ESERCIZI DA SVOLGERE:
1. Secondo il testo su Xiaomi-Robotics-0, su quanti parametri si basa l'architettura del modello?
2. Indica se ciascuna affermazione concorda con il testo su Xiaomi-Robotics-0, citando le parole decisive: (a) il modello è stato rilasciato in modalità open source; (b) la gestione del movimento è affidata al modello linguistico-visivo; (c) l'inferenza asincrona separa il ragionamento del modello dall'esecuzione fisica del robot.
3. Scrivi il seguito del testo su Xiaomi-Robotics-0, partendo dopo l'ultima frase riportata.

Dagli smartphone ai robot: Xiaomi lancia Robotics-0 ed è open source

xiaomi robotics 0
Crediti: Canva, Xiaomi (Mi Bunny)

Xiaomi ha ufficialmente ampliato i propri orizzonti tech entrando nel settore della ricerca robotica avanzata. Dopo MiMo (il rivale di ChatGPT) casa di Lei Jun ha presentato Xiaomi-Robotics-0, il suo primo modello VLA (Vision-Language-Action) di grandi dimensioni rilasciato in modalità open source.

Con un’architettura basata su 4,7 miliardi di parametri, il sistema è stato progettato per integrare in un unico modello la comprensione visiva, la logica del linguaggio e l’esecuzione di azioni fisiche in tempo reale.

Xiaomi-Robotics-0: la rivoluzione della robotica intelligente diventa open source

xiaomi robotics 0
Crediti: Xiaomi

L’innovazione principale di Xiaomi-Robotics-0 risiede nella sua architettura Mixture-of-Transformers (MoT), che simula la collaborazione tra il cervello e il cervelletto umano. Il sistema affida la comprensione dei comandi a un modello linguistico-visivo (VLM) che funge da “cervello”, capace di interpretare istruzioni umane anche vaghe e di analizzare le relazioni spaziali tramite input video ad alta definizione.

Parallelamente, la gestione del movimento è delegata a un Action Expert che utilizza un trasformatore di diffusione (DiT) per generare sequenze di movimenti fluide e precise. La separazione dei compiti permette di bilanciare un ragionamento logico profondo con un controllo motorio estremamente fine, evitando che il robot perda le sue capacità di comprensione generale durante l’apprendimento di nuovi compiti fisici.

Un aspetto fondamentale che rende questo modello estremamente pratico per gli sviluppatori è la soluzione adottata per eliminare i micro-scatti e l’instabilità nei movimenti, spesso causati dalla latenza di elaborazione. Xiaomi ha introdotto l’inferenza asincrona, una tecnica che scollega il processo di ragionamento del modello dall’esecuzione fisica del robot, garantendo una continuità d’azione anche quando il sistema richiede più tempo per elaborare un comando complesso.

RECORD MOSTRATI:

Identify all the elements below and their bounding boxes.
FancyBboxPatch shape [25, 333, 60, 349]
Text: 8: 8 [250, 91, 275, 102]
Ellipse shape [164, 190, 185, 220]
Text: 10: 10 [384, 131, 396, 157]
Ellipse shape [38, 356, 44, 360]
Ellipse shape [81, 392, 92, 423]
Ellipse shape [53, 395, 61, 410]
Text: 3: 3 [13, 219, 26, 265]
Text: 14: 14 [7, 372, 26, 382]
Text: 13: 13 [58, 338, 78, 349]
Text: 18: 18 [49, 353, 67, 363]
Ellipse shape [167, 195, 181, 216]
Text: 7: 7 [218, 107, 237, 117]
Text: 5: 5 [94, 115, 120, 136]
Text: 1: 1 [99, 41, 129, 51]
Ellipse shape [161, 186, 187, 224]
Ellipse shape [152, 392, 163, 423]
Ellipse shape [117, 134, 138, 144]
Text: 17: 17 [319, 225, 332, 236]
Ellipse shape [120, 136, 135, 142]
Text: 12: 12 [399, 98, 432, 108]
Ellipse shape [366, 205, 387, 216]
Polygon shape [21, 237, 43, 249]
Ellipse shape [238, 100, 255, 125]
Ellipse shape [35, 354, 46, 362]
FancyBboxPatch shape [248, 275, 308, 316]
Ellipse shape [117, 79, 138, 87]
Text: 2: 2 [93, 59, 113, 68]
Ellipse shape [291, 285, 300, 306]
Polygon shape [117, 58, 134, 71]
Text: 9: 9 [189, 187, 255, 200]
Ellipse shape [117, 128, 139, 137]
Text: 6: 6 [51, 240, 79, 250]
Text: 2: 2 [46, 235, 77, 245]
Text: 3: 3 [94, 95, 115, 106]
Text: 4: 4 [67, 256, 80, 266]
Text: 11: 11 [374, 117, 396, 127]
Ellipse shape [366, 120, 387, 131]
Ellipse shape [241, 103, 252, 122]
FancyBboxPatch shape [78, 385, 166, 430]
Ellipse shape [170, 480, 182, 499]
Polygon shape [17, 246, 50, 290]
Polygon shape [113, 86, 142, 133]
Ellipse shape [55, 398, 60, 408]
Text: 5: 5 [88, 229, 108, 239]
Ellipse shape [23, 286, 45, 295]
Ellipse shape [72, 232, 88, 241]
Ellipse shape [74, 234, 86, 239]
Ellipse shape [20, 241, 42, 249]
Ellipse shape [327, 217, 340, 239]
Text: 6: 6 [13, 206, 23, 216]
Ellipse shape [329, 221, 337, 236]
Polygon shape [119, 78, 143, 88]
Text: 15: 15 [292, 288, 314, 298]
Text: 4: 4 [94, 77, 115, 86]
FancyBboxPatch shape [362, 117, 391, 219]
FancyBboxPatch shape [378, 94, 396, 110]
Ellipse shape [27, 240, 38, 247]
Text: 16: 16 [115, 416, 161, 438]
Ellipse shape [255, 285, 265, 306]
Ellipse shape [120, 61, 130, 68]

RISPOSTE NUMERATE:
1. Su 4,7 miliardi di parametri.

2.
(a) Sì: "rilasciato in modalità open source".
(b) No: "la gestione del movimento è delegata a un Action Expert".
(c) Sì: "una tecnica che scollega il processo di ragionamento del modello dall’esecuzione fisica del robot".

3.
xiaomi robotics 0
Crediti: Xiaomi

Inoltre i dovuti accorgimenti consentono al robot di dare priorità al feedback visivo immediato rispetto alla memoria storica, rendendolo capace di reagire istantaneamente a cambiamenti improvvisi dell’ambiente circostante.

Le prestazioni di Xiaomi-Robotics-0 sono già state validate da benchmark (come LIBERO, CALVIN e SimplerEnv) dove il modello ha superato decine di sistemi concorrenti. Nei test reali, robot dotati di doppio braccio hanno completato con successo compiti a lungo raggio, come lo smontaggio di blocchi di costruzioni e la manipolazione di oggetti morbidi e flessibili.

Un dettaglio importante è la compatibilità dell’hardware: il modello supporta l’inferenza in tempo reale anche su schede grafiche di fascia consumer, abbattendo drasticamente le barriere d’ingresso per la ricerca e lo sviluppo in ambito robotico.

La casa cinese ha il rilasciato codice sorgente e model weight di Xiaomi-Robotics-0 su piattaforme come GitHub e Hugging Face. Sempre su GitHub trovate la pagina principale del progetto.